— start —

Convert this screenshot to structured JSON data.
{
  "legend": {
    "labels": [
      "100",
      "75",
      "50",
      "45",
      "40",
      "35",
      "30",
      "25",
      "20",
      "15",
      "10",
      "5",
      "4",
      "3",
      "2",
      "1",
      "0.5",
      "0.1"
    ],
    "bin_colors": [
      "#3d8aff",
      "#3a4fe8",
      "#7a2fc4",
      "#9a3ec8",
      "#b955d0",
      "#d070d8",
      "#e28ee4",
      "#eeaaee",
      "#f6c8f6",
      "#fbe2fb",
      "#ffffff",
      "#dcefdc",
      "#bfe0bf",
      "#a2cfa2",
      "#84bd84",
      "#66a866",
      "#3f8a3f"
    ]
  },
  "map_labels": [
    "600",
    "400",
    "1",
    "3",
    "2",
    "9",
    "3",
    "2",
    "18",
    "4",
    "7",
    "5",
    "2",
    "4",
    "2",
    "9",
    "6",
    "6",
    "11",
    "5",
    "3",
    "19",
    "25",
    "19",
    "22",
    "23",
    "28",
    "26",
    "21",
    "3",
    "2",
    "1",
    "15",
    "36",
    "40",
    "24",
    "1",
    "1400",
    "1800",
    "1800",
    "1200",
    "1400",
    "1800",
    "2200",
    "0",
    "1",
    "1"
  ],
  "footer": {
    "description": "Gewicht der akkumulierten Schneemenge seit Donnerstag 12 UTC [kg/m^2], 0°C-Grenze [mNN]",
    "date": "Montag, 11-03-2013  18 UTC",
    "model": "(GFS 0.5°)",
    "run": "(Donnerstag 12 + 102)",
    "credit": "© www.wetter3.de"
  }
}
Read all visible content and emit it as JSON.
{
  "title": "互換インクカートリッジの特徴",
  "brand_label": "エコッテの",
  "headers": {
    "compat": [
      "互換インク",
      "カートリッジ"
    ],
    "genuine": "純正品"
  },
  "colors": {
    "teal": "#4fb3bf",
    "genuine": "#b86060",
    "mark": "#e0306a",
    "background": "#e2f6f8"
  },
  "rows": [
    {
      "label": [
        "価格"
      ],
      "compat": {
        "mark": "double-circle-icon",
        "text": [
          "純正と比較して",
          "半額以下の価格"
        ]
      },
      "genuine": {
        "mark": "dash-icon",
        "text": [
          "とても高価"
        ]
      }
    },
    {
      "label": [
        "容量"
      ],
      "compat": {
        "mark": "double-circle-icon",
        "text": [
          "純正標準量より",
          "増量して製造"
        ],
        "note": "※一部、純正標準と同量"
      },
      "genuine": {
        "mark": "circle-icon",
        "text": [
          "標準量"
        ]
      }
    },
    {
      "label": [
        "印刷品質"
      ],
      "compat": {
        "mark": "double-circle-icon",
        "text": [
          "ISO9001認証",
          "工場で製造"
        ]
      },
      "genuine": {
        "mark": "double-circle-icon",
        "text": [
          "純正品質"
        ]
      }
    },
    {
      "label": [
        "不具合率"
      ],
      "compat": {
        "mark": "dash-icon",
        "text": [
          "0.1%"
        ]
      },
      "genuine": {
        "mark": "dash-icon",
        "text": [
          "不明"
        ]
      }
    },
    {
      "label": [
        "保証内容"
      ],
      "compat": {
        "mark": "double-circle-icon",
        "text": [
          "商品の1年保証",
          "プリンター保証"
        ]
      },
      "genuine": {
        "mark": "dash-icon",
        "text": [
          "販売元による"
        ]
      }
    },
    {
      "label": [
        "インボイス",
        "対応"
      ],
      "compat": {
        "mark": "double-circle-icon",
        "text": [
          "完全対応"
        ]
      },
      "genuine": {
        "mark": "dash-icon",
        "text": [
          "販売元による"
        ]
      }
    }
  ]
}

— end —

- [Written instruction] Return only the number of lines in the data above that include the word "JSON".

- [Task output] 2